▸ What is being asked:
Transcribe every entry below word for word, but skip the pictures.

Extracted entries start

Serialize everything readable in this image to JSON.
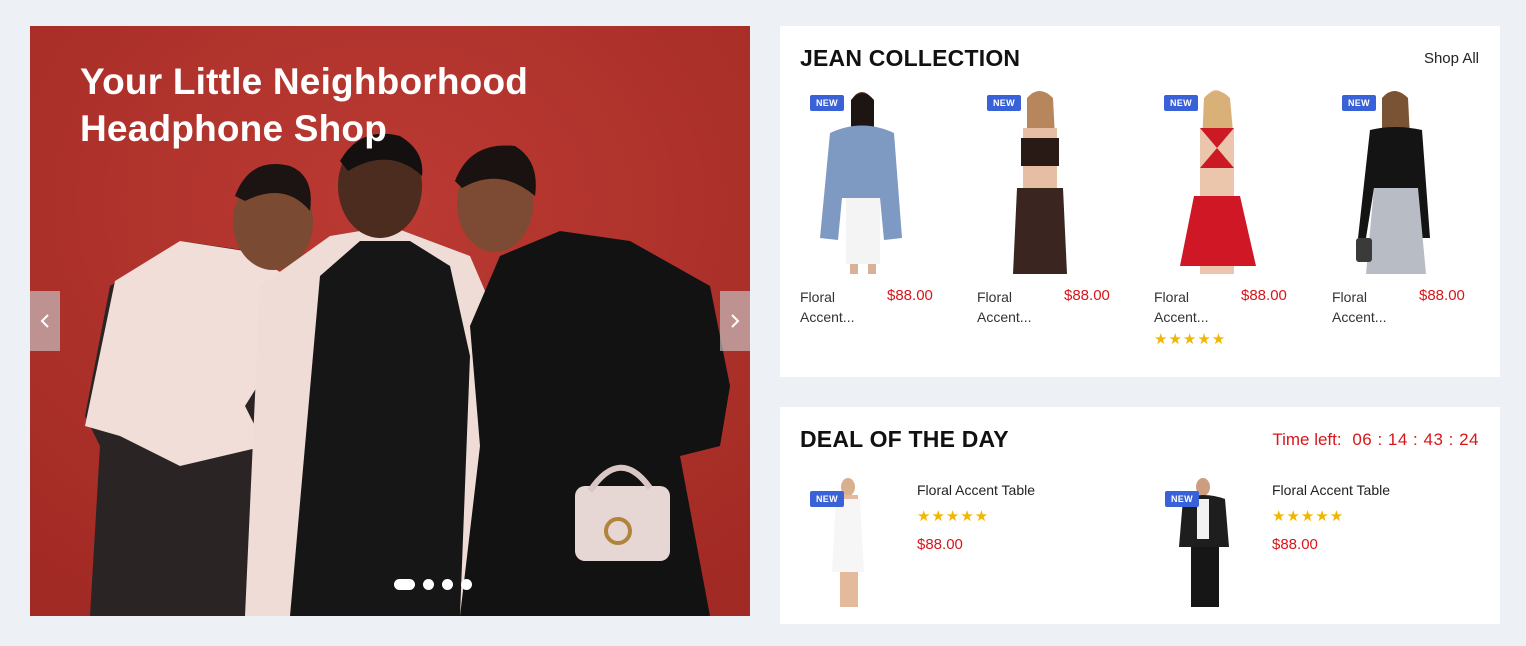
{
  "hero": {
    "title": "Your Little Neighborhood Headphone Shop",
    "prev_icon": "chevron-left-icon",
    "next_icon": "chevron-right-icon",
    "dots": 4,
    "active_dot": 1
  },
  "jean": {
    "title": "JEAN COLLECTION",
    "shop_all": "Shop All",
    "products": [
      {
        "badge": "NEW",
        "name": "Floral Accent...",
        "price": "$88.00",
        "rating": 0,
        "image": "model-blue-jacket"
      },
      {
        "badge": "NEW",
        "name": "Floral Accent...",
        "price": "$88.00",
        "rating": 0,
        "image": "model-brown-satin"
      },
      {
        "badge": "NEW",
        "name": "Floral Accent...",
        "price": "$88.00",
        "rating": 5,
        "stars": "★★★★★",
        "image": "model-red-halter"
      },
      {
        "badge": "NEW",
        "name": "Floral Accent...",
        "price": "$88.00",
        "rating": 0,
        "image": "model-black-top-silver-skirt"
      }
    ]
  },
  "deal": {
    "title": "DEAL OF THE DAY",
    "time_label": "Time left:",
    "time_value": "06 : 14 : 43 : 24",
    "items": [
      {
        "badge": "NEW",
        "name": "Floral Accent Table",
        "stars": "★★★★★",
        "rating": 5,
        "price": "$88.00",
        "image": "model-white-dress"
      },
      {
        "badge": "NEW",
        "name": "Floral Accent Table",
        "stars": "★★★★★",
        "rating": 5,
        "price": "$88.00",
        "image": "model-black-puffer"
      }
    ]
  },
  "colors": {
    "accent_red": "#d8161b",
    "badge_blue": "#3a62d8",
    "hero_bg": "#b0332d",
    "star": "#f2b600"
  }
}
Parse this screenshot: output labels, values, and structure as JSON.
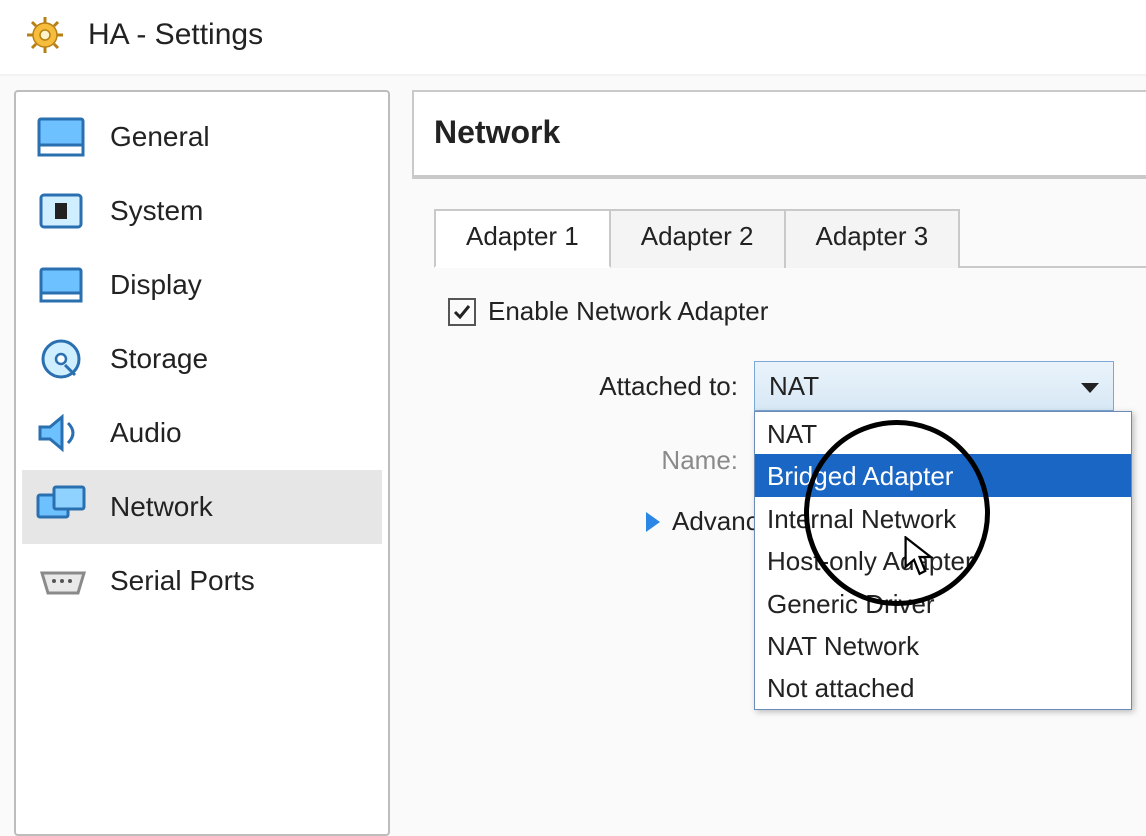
{
  "window": {
    "title": "HA - Settings"
  },
  "sidebar": {
    "items": [
      {
        "label": "General",
        "icon": "general-icon",
        "selected": false
      },
      {
        "label": "System",
        "icon": "system-icon",
        "selected": false
      },
      {
        "label": "Display",
        "icon": "display-icon",
        "selected": false
      },
      {
        "label": "Storage",
        "icon": "storage-icon",
        "selected": false
      },
      {
        "label": "Audio",
        "icon": "audio-icon",
        "selected": false
      },
      {
        "label": "Network",
        "icon": "network-icon",
        "selected": true
      },
      {
        "label": "Serial Ports",
        "icon": "serial-icon",
        "selected": false
      }
    ]
  },
  "panel": {
    "title": "Network",
    "tabs": [
      {
        "label": "Adapter 1",
        "active": true
      },
      {
        "label": "Adapter 2",
        "active": false
      },
      {
        "label": "Adapter 3",
        "active": false
      }
    ],
    "enable_checked": true,
    "enable_label": "Enable Network Adapter",
    "attached_label": "Attached to:",
    "attached_selected": "NAT",
    "attached_options": [
      {
        "label": "NAT",
        "hovered": false
      },
      {
        "label": "Bridged Adapter",
        "hovered": true
      },
      {
        "label": "Internal Network",
        "hovered": false
      },
      {
        "label": "Host-only Adapter",
        "hovered": false
      },
      {
        "label": "Generic Driver",
        "hovered": false
      },
      {
        "label": "NAT Network",
        "hovered": false
      },
      {
        "label": "Not attached",
        "hovered": false
      }
    ],
    "name_label": "Name:",
    "name_value": "",
    "advanced_label": "Advanced"
  },
  "colors": {
    "accent_blue": "#2b87e5",
    "selection_blue": "#1a66c5",
    "icon_blue_light": "#6ec1ff",
    "icon_blue_dark": "#2a6fb0"
  }
}
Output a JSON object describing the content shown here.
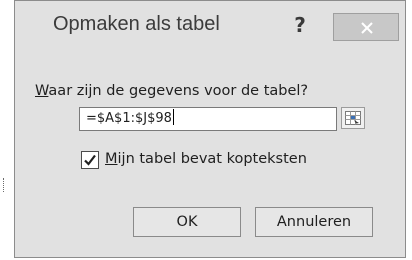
{
  "dialog": {
    "title": "Opmaken als tabel",
    "help_label": "?",
    "close_icon": "close-icon"
  },
  "prompt": {
    "mnemonic": "W",
    "rest": "aar zijn de gegevens voor de tabel?"
  },
  "range": {
    "value": "=$A$1:$J$98",
    "collapse_icon": "range-collapse-icon"
  },
  "headers_checkbox": {
    "checked": true,
    "mnemonic": "M",
    "rest": "ijn tabel bevat kopteksten"
  },
  "buttons": {
    "ok": "OK",
    "cancel": "Annuleren"
  },
  "colors": {
    "dialog_bg": "#e1e1e1",
    "close_bg": "#c8c8c8",
    "text": "#1f1f1f"
  }
}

Extracted entries end

▸ Task output:
Serialize everything readable in this image to JSON.
{
  "hero": {
    "title": "Your Little Neighborhood Headphone Shop",
    "prev_icon": "chevron-left-icon",
    "next_icon": "chevron-right-icon",
    "dots": 4,
    "active_dot": 1
  },
  "jean": {
    "title": "JEAN COLLECTION",
    "shop_all": "Shop All",
    "products": [
      {
        "badge": "NEW",
        "name": "Floral Accent...",
        "price": "$88.00",
        "rating": 0,
        "image": "model-blue-jacket"
      },
      {
        "badge": "NEW",
        "name": "Floral Accent...",
        "price": "$88.00",
        "rating": 0,
        "image": "model-brown-satin"
      },
      {
        "badge": "NEW",
        "name": "Floral Accent...",
        "price": "$88.00",
        "rating": 5,
        "stars": "★★★★★",
        "image": "model-red-halter"
      },
      {
        "badge": "NEW",
        "name": "Floral Accent...",
        "price": "$88.00",
        "rating": 0,
        "image": "model-black-top-silver-skirt"
      }
    ]
  },
  "deal": {
    "title": "DEAL OF THE DAY",
    "time_label": "Time left:",
    "time_value": "06 : 14 : 43 : 24",
    "items": [
      {
        "badge": "NEW",
        "name": "Floral Accent Table",
        "stars": "★★★★★",
        "rating": 5,
        "price": "$88.00",
        "image": "model-white-dress"
      },
      {
        "badge": "NEW",
        "name": "Floral Accent Table",
        "stars": "★★★★★",
        "rating": 5,
        "price": "$88.00",
        "image": "model-black-puffer"
      }
    ]
  },
  "colors": {
    "accent_red": "#d8161b",
    "badge_blue": "#3a62d8",
    "hero_bg": "#b0332d",
    "star": "#f2b600"
  }
}
Parse this screenshot: output labels, values, and structure as JSON.
{
  "window": {
    "title": "HA - Settings"
  },
  "sidebar": {
    "items": [
      {
        "label": "General",
        "icon": "general-icon",
        "selected": false
      },
      {
        "label": "System",
        "icon": "system-icon",
        "selected": false
      },
      {
        "label": "Display",
        "icon": "display-icon",
        "selected": false
      },
      {
        "label": "Storage",
        "icon": "storage-icon",
        "selected": false
      },
      {
        "label": "Audio",
        "icon": "audio-icon",
        "selected": false
      },
      {
        "label": "Network",
        "icon": "network-icon",
        "selected": true
      },
      {
        "label": "Serial Ports",
        "icon": "serial-icon",
        "selected": false
      }
    ]
  },
  "panel": {
    "title": "Network",
    "tabs": [
      {
        "label": "Adapter 1",
        "active": true
      },
      {
        "label": "Adapter 2",
        "active": false
      },
      {
        "label": "Adapter 3",
        "active": false
      }
    ],
    "enable_checked": true,
    "enable_label": "Enable Network Adapter",
    "attached_label": "Attached to:",
    "attached_selected": "NAT",
    "attached_options": [
      {
        "label": "NAT",
        "hovered": false
      },
      {
        "label": "Bridged Adapter",
        "hovered": true
      },
      {
        "label": "Internal Network",
        "hovered": false
      },
      {
        "label": "Host-only Adapter",
        "hovered": false
      },
      {
        "label": "Generic Driver",
        "hovered": false
      },
      {
        "label": "NAT Network",
        "hovered": false
      },
      {
        "label": "Not attached",
        "hovered": false
      }
    ],
    "name_label": "Name:",
    "name_value": "",
    "advanced_label": "Advanced"
  },
  "colors": {
    "accent_blue": "#2b87e5",
    "selection_blue": "#1a66c5",
    "icon_blue_light": "#6ec1ff",
    "icon_blue_dark": "#2a6fb0"
  }
}
Output a JSON object describing the content shown here.
{
  "dialog": {
    "title": "Opmaken als tabel",
    "help_label": "?",
    "close_icon": "close-icon"
  },
  "prompt": {
    "mnemonic": "W",
    "rest": "aar zijn de gegevens voor de tabel?"
  },
  "range": {
    "value": "=$A$1:$J$98",
    "collapse_icon": "range-collapse-icon"
  },
  "headers_checkbox": {
    "checked": true,
    "mnemonic": "M",
    "rest": "ijn tabel bevat kopteksten"
  },
  "buttons": {
    "ok": "OK",
    "cancel": "Annuleren"
  },
  "colors": {
    "dialog_bg": "#e1e1e1",
    "close_bg": "#c8c8c8",
    "text": "#1f1f1f"
  }
}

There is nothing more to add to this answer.